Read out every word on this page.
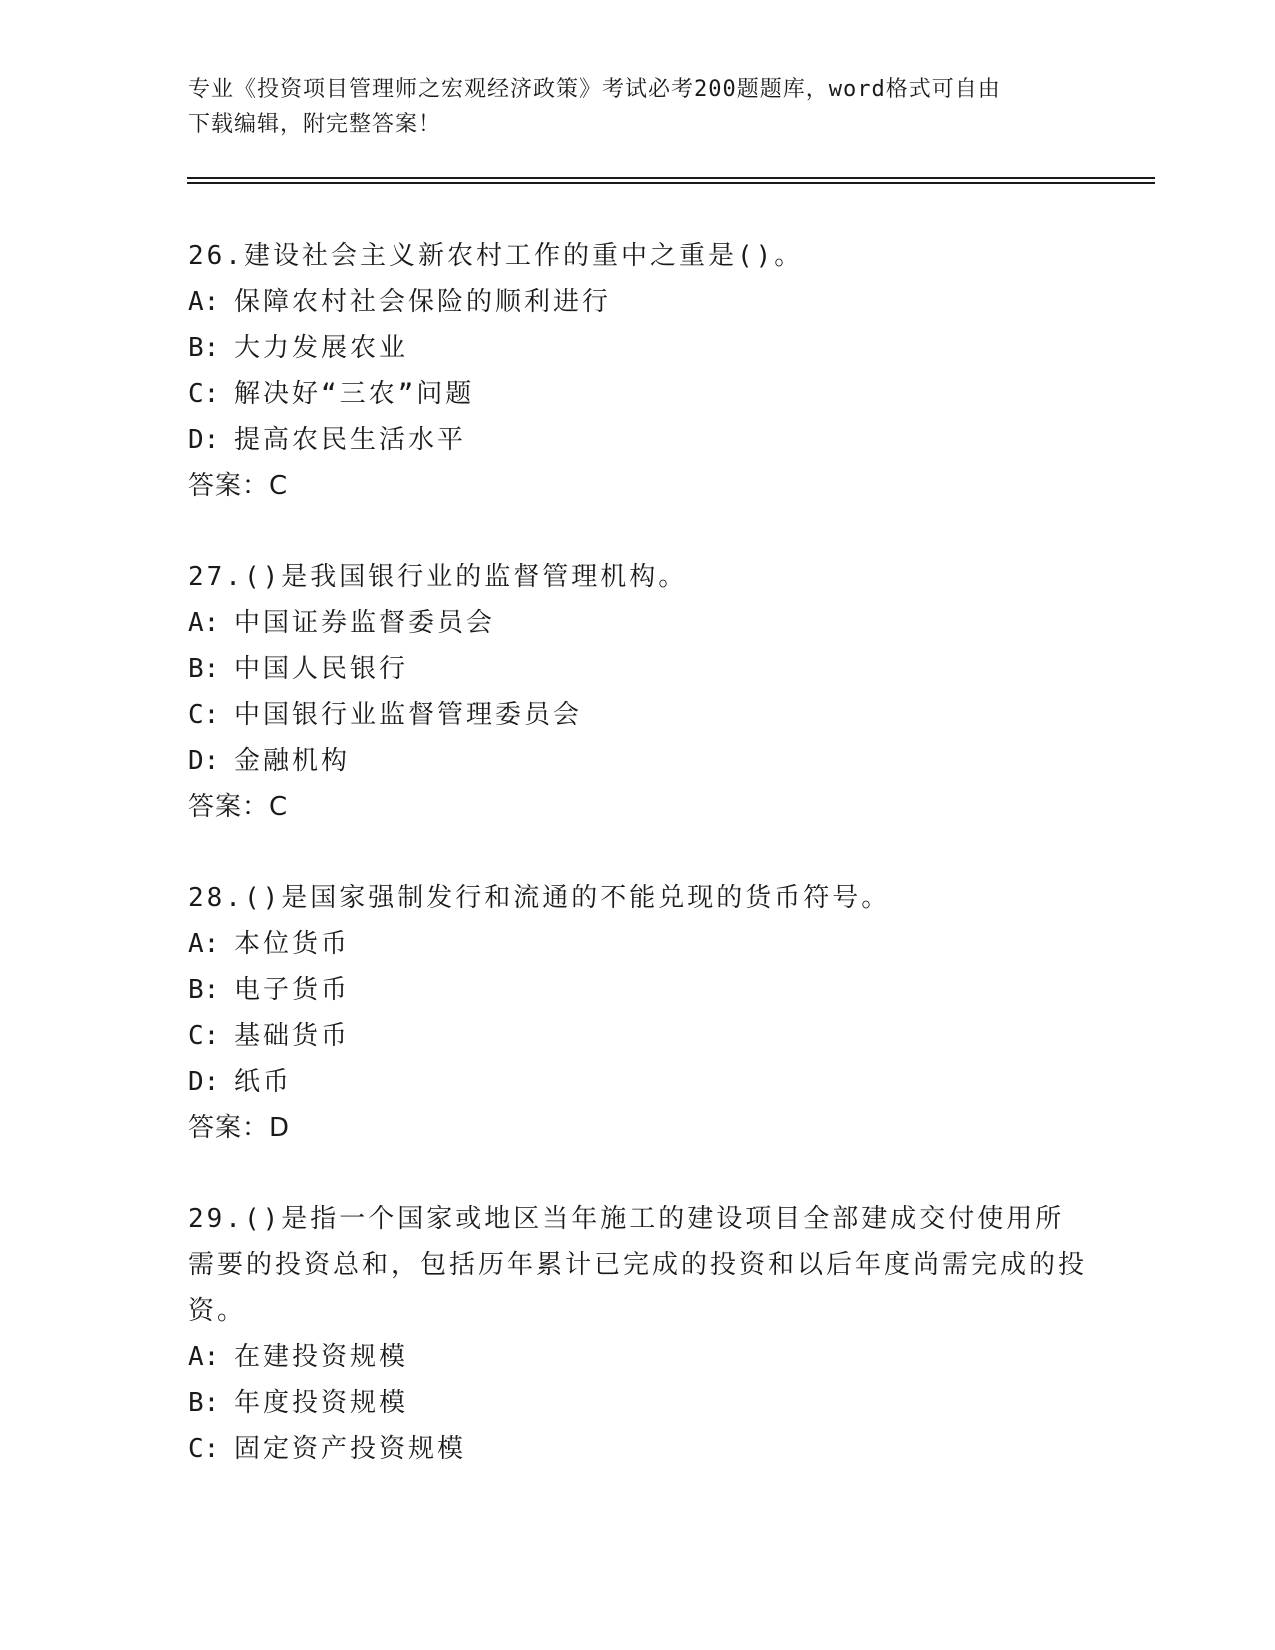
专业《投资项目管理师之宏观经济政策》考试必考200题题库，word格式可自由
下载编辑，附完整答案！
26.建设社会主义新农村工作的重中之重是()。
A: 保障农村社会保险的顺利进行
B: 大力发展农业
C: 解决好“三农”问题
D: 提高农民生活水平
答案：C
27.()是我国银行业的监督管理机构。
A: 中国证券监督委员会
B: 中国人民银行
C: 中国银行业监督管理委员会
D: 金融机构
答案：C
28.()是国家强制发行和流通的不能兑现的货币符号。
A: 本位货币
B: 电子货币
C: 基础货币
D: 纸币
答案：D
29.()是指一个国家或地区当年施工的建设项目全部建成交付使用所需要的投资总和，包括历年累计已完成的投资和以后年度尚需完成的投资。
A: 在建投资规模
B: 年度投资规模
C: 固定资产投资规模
|---|
* _WHAT IS ASKED_: With the pictures omitted, reproduce the records in full and exactly.

* _EXPECTED ANSWER_:
Read out every word on this page.
专业《投资项目管理师之宏观经济政策》考试必考200题题库，word格式可自由
下载编辑，附完整答案！
26.建设社会主义新农村工作的重中之重是()。
A: 保障农村社会保险的顺利进行
B: 大力发展农业
C: 解决好“三农”问题
D: 提高农民生活水平
答案：C
27.()是我国银行业的监督管理机构。
A: 中国证券监督委员会
B: 中国人民银行
C: 中国银行业监督管理委员会
D: 金融机构
答案：C
28.()是国家强制发行和流通的不能兑现的货币符号。
A: 本位货币
B: 电子货币
C: 基础货币
D: 纸币
答案：D
29.()是指一个国家或地区当年施工的建设项目全部建成交付使用所需要的投资总和，包括历年累计已完成的投资和以后年度尚需完成的投资。
A: 在建投资规模
B: 年度投资规模
C: 固定资产投资规模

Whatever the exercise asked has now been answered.